### Aim of the exercise:
Which lines in the listing below contain the string "axis"? Copy each of them in full.

### Raw data:
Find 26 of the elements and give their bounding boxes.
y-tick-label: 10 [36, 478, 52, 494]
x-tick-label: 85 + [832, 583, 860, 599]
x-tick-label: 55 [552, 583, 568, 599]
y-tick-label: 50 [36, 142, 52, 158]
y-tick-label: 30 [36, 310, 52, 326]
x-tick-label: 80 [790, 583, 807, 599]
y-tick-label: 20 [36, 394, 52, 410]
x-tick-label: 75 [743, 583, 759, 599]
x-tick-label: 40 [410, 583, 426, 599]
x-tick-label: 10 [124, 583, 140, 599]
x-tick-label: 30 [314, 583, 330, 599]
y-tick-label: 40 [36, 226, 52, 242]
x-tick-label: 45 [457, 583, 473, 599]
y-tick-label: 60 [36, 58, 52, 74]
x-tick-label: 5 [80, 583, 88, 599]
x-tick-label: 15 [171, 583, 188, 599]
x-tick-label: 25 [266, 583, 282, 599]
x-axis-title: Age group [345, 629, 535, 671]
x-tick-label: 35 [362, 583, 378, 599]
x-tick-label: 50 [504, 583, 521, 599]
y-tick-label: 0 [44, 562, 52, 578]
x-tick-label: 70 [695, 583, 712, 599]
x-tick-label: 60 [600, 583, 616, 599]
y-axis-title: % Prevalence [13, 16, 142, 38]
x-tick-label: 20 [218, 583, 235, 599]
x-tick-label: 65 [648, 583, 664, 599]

### Written solution:
x-axis-title: Age group [345, 629, 535, 671]
y-axis-title: % Prevalence [13, 16, 142, 38]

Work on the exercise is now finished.